Task details
Repeat the listing in full, word for word.

+ + + + + + +

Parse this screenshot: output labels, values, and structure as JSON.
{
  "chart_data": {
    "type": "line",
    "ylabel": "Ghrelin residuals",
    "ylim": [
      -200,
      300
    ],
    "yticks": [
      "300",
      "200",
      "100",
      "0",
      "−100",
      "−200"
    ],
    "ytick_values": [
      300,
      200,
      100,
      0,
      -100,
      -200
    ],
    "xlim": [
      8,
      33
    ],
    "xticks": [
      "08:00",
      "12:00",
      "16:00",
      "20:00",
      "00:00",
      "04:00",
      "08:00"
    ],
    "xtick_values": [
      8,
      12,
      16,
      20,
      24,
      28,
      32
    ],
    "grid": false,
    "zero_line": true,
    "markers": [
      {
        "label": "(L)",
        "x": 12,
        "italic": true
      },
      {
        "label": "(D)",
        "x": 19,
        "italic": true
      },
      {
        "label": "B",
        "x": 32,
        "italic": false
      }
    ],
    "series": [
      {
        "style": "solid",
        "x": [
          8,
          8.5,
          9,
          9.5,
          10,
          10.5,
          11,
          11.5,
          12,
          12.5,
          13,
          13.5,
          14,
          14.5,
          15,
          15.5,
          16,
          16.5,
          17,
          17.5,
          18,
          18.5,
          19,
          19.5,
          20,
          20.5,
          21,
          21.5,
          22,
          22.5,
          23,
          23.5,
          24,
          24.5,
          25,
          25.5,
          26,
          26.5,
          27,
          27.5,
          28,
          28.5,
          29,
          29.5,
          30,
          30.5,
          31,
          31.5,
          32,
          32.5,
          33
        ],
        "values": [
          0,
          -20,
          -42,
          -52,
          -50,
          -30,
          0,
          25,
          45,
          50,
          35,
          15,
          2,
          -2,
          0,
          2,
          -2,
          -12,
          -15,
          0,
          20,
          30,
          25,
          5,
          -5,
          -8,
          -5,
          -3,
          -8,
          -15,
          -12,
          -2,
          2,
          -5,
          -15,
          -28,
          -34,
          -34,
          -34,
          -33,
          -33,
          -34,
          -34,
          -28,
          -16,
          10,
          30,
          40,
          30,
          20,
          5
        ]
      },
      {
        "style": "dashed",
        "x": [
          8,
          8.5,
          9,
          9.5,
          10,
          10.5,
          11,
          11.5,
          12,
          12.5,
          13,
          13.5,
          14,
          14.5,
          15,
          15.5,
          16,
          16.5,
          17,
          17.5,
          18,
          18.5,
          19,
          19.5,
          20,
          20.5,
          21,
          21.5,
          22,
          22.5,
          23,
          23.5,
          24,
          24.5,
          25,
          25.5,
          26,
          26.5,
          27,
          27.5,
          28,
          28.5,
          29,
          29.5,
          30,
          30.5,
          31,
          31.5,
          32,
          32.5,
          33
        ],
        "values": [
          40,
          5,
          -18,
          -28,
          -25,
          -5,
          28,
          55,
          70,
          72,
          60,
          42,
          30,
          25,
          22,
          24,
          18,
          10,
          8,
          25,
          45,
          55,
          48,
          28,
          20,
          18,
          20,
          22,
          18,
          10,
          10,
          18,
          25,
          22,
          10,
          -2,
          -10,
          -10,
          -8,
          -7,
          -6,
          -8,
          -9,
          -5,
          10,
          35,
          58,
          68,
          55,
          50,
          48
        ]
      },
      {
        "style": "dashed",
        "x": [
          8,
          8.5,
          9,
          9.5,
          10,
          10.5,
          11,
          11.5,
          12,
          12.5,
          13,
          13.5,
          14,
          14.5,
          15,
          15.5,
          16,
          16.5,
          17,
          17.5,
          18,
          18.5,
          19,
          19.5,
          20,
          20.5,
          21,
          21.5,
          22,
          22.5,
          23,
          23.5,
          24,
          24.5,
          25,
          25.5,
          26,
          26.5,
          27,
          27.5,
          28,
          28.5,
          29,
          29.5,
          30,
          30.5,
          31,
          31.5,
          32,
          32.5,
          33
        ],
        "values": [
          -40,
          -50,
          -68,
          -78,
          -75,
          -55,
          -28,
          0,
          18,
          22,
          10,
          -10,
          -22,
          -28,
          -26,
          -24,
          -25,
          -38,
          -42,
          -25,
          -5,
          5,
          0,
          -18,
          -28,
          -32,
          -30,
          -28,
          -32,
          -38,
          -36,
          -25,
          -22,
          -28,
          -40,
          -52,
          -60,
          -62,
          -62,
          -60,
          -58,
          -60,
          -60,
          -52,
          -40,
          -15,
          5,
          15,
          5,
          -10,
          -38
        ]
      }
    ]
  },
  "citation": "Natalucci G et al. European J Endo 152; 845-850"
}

+ + + + + + +

The answer
Parse this screenshot: output labels, values, and structure as JSON.
{
  "chart_data": {
    "type": "line",
    "ylabel": "Ghrelin residuals",
    "ylim": [
      -200,
      300
    ],
    "yticks": [
      "300",
      "200",
      "100",
      "0",
      "−100",
      "−200"
    ],
    "ytick_values": [
      300,
      200,
      100,
      0,
      -100,
      -200
    ],
    "xlim": [
      8,
      33
    ],
    "xticks": [
      "08:00",
      "12:00",
      "16:00",
      "20:00",
      "00:00",
      "04:00",
      "08:00"
    ],
    "xtick_values": [
      8,
      12,
      16,
      20,
      24,
      28,
      32
    ],
    "grid": false,
    "zero_line": true,
    "markers": [
      {
        "label": "(L)",
        "x": 12,
        "italic": true
      },
      {
        "label": "(D)",
        "x": 19,
        "italic": true
      },
      {
        "label": "B",
        "x": 32,
        "italic": false
      }
    ],
    "series": [
      {
        "style": "solid",
        "x": [
          8,
          8.5,
          9,
          9.5,
          10,
          10.5,
          11,
          11.5,
          12,
          12.5,
          13,
          13.5,
          14,
          14.5,
          15,
          15.5,
          16,
          16.5,
          17,
          17.5,
          18,
          18.5,
          19,
          19.5,
          20,
          20.5,
          21,
          21.5,
          22,
          22.5,
          23,
          23.5,
          24,
          24.5,
          25,
          25.5,
          26,
          26.5,
          27,
          27.5,
          28,
          28.5,
          29,
          29.5,
          30,
          30.5,
          31,
          31.5,
          32,
          32.5,
          33
        ],
        "values": [
          0,
          -20,
          -42,
          -52,
          -50,
          -30,
          0,
          25,
          45,
          50,
          35,
          15,
          2,
          -2,
          0,
          2,
          -2,
          -12,
          -15,
          0,
          20,
          30,
          25,
          5,
          -5,
          -8,
          -5,
          -3,
          -8,
          -15,
          -12,
          -2,
          2,
          -5,
          -15,
          -28,
          -34,
          -34,
          -34,
          -33,
          -33,
          -34,
          -34,
          -28,
          -16,
          10,
          30,
          40,
          30,
          20,
          5
        ]
      },
      {
        "style": "dashed",
        "x": [
          8,
          8.5,
          9,
          9.5,
          10,
          10.5,
          11,
          11.5,
          12,
          12.5,
          13,
          13.5,
          14,
          14.5,
          15,
          15.5,
          16,
          16.5,
          17,
          17.5,
          18,
          18.5,
          19,
          19.5,
          20,
          20.5,
          21,
          21.5,
          22,
          22.5,
          23,
          23.5,
          24,
          24.5,
          25,
          25.5,
          26,
          26.5,
          27,
          27.5,
          28,
          28.5,
          29,
          29.5,
          30,
          30.5,
          31,
          31.5,
          32,
          32.5,
          33
        ],
        "values": [
          40,
          5,
          -18,
          -28,
          -25,
          -5,
          28,
          55,
          70,
          72,
          60,
          42,
          30,
          25,
          22,
          24,
          18,
          10,
          8,
          25,
          45,
          55,
          48,
          28,
          20,
          18,
          20,
          22,
          18,
          10,
          10,
          18,
          25,
          22,
          10,
          -2,
          -10,
          -10,
          -8,
          -7,
          -6,
          -8,
          -9,
          -5,
          10,
          35,
          58,
          68,
          55,
          50,
          48
        ]
      },
      {
        "style": "dashed",
        "x": [
          8,
          8.5,
          9,
          9.5,
          10,
          10.5,
          11,
          11.5,
          12,
          12.5,
          13,
          13.5,
          14,
          14.5,
          15,
          15.5,
          16,
          16.5,
          17,
          17.5,
          18,
          18.5,
          19,
          19.5,
          20,
          20.5,
          21,
          21.5,
          22,
          22.5,
          23,
          23.5,
          24,
          24.5,
          25,
          25.5,
          26,
          26.5,
          27,
          27.5,
          28,
          28.5,
          29,
          29.5,
          30,
          30.5,
          31,
          31.5,
          32,
          32.5,
          33
        ],
        "values": [
          -40,
          -50,
          -68,
          -78,
          -75,
          -55,
          -28,
          0,
          18,
          22,
          10,
          -10,
          -22,
          -28,
          -26,
          -24,
          -25,
          -38,
          -42,
          -25,
          -5,
          5,
          0,
          -18,
          -28,
          -32,
          -30,
          -28,
          -32,
          -38,
          -36,
          -25,
          -22,
          -28,
          -40,
          -52,
          -60,
          -62,
          -62,
          -60,
          -58,
          -60,
          -60,
          -52,
          -40,
          -15,
          5,
          15,
          5,
          -10,
          -38
        ]
      }
    ]
  },
  "citation": "Natalucci G et al. European J Endo 152; 845-850"
}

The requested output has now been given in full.